BEGIN MATERIAL SUPPLIED

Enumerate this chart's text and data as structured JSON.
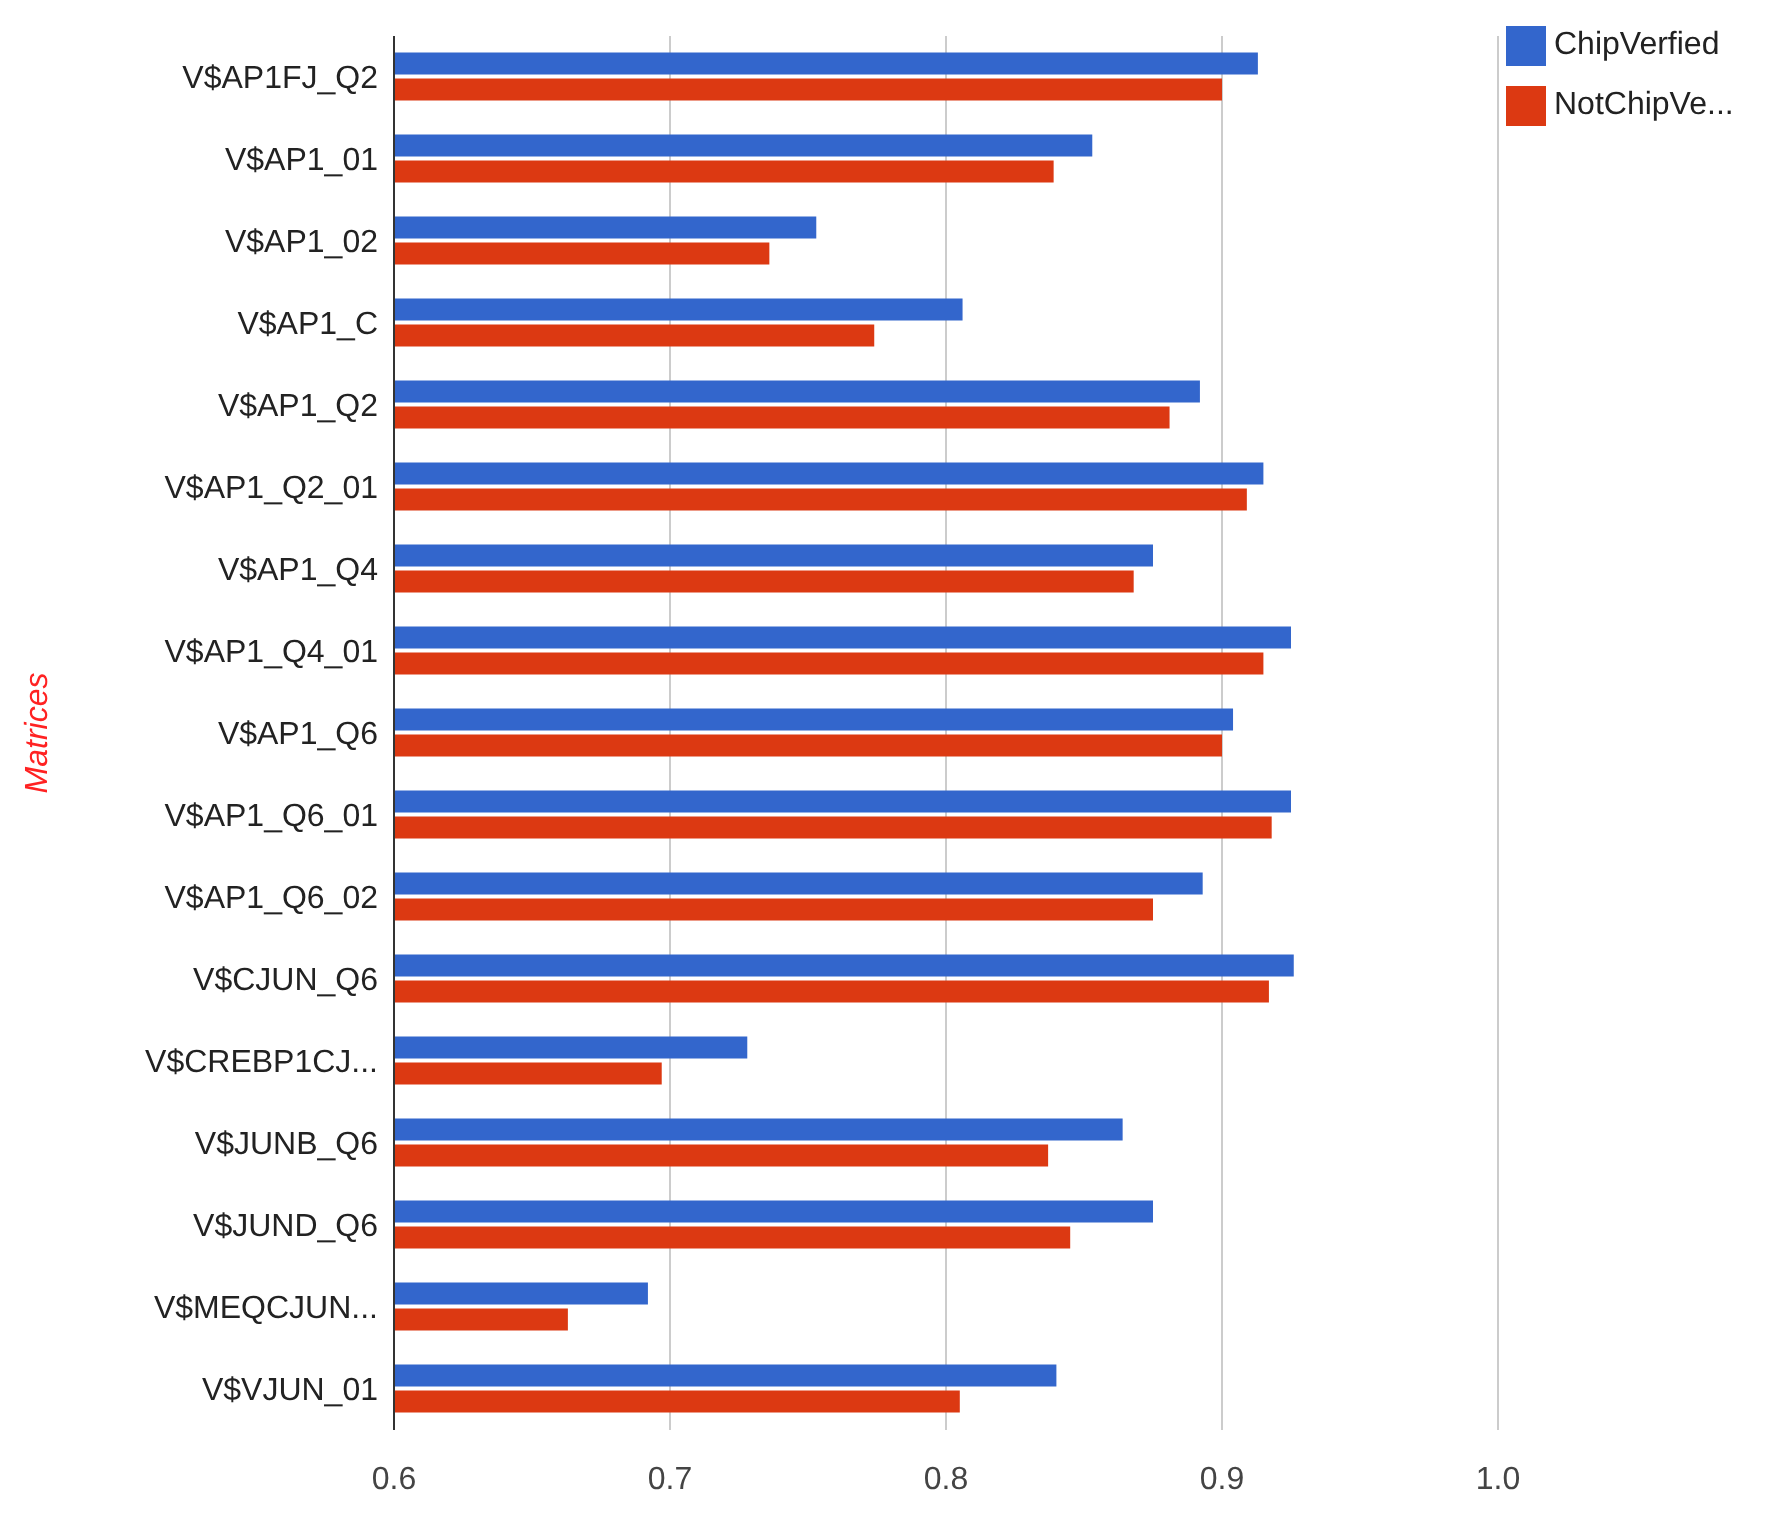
{
  "chart_data": {
    "type": "bar",
    "orientation": "horizontal",
    "ylabel": "Matrices",
    "categories": [
      "V$AP1FJ_Q2",
      "V$AP1_01",
      "V$AP1_02",
      "V$AP1_C",
      "V$AP1_Q2",
      "V$AP1_Q2_01",
      "V$AP1_Q4",
      "V$AP1_Q4_01",
      "V$AP1_Q6",
      "V$AP1_Q6_01",
      "V$AP1_Q6_02",
      "V$CJUN_Q6",
      "V$CREBP1CJ...",
      "V$JUNB_Q6",
      "V$JUND_Q6",
      "V$MEQCJUN...",
      "V$VJUN_01"
    ],
    "series": [
      {
        "name": "ChipVerfied",
        "color": "#3366cc",
        "values": [
          0.913,
          0.853,
          0.753,
          0.806,
          0.892,
          0.915,
          0.875,
          0.925,
          0.904,
          0.925,
          0.893,
          0.926,
          0.728,
          0.864,
          0.875,
          0.692,
          0.84
        ]
      },
      {
        "name": "NotChipVe...",
        "color": "#dc3912",
        "values": [
          0.9,
          0.839,
          0.736,
          0.774,
          0.881,
          0.909,
          0.868,
          0.915,
          0.9,
          0.918,
          0.875,
          0.917,
          0.697,
          0.837,
          0.845,
          0.663,
          0.805
        ]
      }
    ],
    "xlim": [
      0.6,
      1.0
    ],
    "xticks": [
      0.6,
      0.7,
      0.8,
      0.9,
      {
        "value": 1.0,
        "label": "1.0"
      }
    ],
    "grid": "x",
    "legend": "top right"
  }
}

END MATERIAL SUPPLIED

▸ WORK REQUIRED
The records above need to be given again exactly. Omit the pictures.

▸ EXERCISE OUTPUT
Enumerate this chart's text and data as structured JSON.
{
  "chart_data": {
    "type": "bar",
    "orientation": "horizontal",
    "ylabel": "Matrices",
    "categories": [
      "V$AP1FJ_Q2",
      "V$AP1_01",
      "V$AP1_02",
      "V$AP1_C",
      "V$AP1_Q2",
      "V$AP1_Q2_01",
      "V$AP1_Q4",
      "V$AP1_Q4_01",
      "V$AP1_Q6",
      "V$AP1_Q6_01",
      "V$AP1_Q6_02",
      "V$CJUN_Q6",
      "V$CREBP1CJ...",
      "V$JUNB_Q6",
      "V$JUND_Q6",
      "V$MEQCJUN...",
      "V$VJUN_01"
    ],
    "series": [
      {
        "name": "ChipVerfied",
        "color": "#3366cc",
        "values": [
          0.913,
          0.853,
          0.753,
          0.806,
          0.892,
          0.915,
          0.875,
          0.925,
          0.904,
          0.925,
          0.893,
          0.926,
          0.728,
          0.864,
          0.875,
          0.692,
          0.84
        ]
      },
      {
        "name": "NotChipVe...",
        "color": "#dc3912",
        "values": [
          0.9,
          0.839,
          0.736,
          0.774,
          0.881,
          0.909,
          0.868,
          0.915,
          0.9,
          0.918,
          0.875,
          0.917,
          0.697,
          0.837,
          0.845,
          0.663,
          0.805
        ]
      }
    ],
    "xlim": [
      0.6,
      1.0
    ],
    "xticks": [
      0.6,
      0.7,
      0.8,
      0.9,
      {
        "value": 1.0,
        "label": "1.0"
      }
    ],
    "grid": "x",
    "legend": "top right"
  }
}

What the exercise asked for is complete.